THE REQUEST:
Every line that contains the word "this" should be copied.

##############################

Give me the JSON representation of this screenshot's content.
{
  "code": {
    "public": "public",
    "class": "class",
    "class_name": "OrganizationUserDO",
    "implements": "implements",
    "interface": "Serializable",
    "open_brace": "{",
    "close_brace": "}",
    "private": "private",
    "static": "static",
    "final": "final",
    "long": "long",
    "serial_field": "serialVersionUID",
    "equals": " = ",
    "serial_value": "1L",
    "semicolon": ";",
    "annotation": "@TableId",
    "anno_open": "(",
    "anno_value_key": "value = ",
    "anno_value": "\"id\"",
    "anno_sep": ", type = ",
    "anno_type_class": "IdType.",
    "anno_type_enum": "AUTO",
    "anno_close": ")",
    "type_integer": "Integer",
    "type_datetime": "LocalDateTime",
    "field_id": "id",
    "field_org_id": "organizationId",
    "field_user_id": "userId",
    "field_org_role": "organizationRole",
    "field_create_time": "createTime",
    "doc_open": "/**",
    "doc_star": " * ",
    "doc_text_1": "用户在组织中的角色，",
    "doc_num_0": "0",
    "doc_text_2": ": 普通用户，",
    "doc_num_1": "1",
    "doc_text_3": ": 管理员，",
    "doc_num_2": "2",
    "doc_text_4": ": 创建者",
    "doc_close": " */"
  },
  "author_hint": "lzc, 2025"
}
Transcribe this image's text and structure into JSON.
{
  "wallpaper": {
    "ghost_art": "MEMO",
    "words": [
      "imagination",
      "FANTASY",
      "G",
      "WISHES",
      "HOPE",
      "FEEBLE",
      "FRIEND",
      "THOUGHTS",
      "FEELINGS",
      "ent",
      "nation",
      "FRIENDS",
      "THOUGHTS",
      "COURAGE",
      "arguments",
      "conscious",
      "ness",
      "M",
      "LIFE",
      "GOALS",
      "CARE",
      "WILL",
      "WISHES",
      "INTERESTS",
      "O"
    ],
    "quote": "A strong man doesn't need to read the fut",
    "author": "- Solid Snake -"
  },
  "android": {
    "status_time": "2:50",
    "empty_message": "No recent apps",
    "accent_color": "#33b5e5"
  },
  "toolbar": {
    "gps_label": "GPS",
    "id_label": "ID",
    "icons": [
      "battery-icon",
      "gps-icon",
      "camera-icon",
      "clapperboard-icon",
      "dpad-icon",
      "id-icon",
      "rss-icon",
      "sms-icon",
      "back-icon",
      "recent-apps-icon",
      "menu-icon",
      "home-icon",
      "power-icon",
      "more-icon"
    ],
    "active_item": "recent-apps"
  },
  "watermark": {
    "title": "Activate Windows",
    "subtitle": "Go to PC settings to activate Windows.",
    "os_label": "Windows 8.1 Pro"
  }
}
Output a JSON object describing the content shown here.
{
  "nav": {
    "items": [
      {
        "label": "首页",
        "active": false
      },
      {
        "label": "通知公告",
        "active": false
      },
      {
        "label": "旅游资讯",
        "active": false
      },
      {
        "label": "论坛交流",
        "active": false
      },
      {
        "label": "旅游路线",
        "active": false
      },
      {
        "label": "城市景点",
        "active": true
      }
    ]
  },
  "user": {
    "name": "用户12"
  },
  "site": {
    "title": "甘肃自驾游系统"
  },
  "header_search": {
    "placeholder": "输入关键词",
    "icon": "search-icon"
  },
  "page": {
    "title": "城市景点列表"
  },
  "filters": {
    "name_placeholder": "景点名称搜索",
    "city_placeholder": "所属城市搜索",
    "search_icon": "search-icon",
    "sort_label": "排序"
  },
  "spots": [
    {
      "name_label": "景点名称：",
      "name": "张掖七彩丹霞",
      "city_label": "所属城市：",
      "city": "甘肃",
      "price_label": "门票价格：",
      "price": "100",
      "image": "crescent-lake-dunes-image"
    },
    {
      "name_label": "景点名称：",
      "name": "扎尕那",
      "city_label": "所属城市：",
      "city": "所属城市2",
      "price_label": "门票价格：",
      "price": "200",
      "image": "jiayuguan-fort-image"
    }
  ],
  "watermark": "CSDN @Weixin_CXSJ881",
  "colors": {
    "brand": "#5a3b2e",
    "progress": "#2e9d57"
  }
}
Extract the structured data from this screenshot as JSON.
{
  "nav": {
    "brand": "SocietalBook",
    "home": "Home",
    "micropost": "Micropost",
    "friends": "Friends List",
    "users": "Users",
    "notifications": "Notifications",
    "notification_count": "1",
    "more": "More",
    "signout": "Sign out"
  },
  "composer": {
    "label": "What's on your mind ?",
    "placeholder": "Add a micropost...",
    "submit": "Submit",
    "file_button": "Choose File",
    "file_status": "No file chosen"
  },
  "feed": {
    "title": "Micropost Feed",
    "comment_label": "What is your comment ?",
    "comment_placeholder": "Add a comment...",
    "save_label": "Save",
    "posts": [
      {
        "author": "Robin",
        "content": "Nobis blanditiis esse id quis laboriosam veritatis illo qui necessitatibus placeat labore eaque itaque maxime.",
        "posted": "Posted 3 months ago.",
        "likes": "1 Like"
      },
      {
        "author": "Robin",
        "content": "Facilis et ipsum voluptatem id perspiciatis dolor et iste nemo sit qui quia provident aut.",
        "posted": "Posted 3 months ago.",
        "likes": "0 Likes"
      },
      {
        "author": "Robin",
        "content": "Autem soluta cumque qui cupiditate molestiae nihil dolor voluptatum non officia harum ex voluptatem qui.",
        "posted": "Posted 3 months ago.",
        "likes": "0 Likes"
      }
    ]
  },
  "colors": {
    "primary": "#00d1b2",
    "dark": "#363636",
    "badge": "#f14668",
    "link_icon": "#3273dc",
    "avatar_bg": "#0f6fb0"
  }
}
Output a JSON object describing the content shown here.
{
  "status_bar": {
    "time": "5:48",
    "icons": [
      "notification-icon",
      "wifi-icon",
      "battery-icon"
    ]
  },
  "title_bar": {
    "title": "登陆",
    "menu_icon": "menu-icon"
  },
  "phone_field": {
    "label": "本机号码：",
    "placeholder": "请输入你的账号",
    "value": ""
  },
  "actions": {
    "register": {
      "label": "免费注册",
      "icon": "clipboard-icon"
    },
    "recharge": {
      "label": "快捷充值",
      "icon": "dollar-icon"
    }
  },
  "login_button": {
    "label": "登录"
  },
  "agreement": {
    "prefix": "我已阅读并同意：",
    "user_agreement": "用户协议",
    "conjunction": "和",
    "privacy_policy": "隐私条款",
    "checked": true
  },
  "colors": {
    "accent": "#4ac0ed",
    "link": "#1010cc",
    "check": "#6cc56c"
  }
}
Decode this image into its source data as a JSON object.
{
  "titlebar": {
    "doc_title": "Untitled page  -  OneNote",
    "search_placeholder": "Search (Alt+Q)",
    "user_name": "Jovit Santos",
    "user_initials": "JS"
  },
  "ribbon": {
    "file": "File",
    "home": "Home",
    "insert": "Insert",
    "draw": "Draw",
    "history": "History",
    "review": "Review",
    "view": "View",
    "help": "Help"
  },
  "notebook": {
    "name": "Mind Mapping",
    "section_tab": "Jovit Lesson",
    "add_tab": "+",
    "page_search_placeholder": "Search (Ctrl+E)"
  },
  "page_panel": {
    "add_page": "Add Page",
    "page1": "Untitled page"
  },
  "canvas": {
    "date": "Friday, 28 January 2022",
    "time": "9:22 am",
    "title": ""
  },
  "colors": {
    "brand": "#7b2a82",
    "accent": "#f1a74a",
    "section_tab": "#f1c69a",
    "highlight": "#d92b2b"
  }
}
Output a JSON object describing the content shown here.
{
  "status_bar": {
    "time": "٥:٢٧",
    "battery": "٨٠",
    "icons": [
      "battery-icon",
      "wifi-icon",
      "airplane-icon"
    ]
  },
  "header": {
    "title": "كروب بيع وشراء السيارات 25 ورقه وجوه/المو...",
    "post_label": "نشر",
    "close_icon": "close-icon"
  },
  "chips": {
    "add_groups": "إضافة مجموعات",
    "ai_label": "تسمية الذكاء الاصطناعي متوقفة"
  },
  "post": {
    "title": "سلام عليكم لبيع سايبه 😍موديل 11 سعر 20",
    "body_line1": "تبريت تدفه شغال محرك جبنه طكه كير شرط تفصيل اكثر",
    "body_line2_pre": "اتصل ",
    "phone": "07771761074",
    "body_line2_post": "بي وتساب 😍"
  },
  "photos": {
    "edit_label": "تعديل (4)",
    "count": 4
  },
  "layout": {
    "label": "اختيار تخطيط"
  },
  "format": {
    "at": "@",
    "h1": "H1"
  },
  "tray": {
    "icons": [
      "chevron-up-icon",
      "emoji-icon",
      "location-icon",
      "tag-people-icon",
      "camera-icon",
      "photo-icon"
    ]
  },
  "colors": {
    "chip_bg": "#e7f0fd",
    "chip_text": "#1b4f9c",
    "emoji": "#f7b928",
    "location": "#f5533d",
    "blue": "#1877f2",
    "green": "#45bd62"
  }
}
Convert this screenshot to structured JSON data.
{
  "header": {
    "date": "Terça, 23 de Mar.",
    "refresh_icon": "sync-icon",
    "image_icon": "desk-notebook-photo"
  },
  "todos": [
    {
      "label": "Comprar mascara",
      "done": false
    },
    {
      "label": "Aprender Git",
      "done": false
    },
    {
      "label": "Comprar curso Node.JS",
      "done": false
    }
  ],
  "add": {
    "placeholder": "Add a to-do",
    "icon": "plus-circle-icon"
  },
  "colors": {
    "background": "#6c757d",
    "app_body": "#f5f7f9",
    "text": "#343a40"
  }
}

##############################

FULL ANSWER:
Give me the JSON representation of this screenshot's content.
Transcribe this image's text and structure into JSON.
Extract the structured data from this screenshot as JSON.
Decode this image into its source data as a JSON object.
Convert this screenshot to structured JSON data.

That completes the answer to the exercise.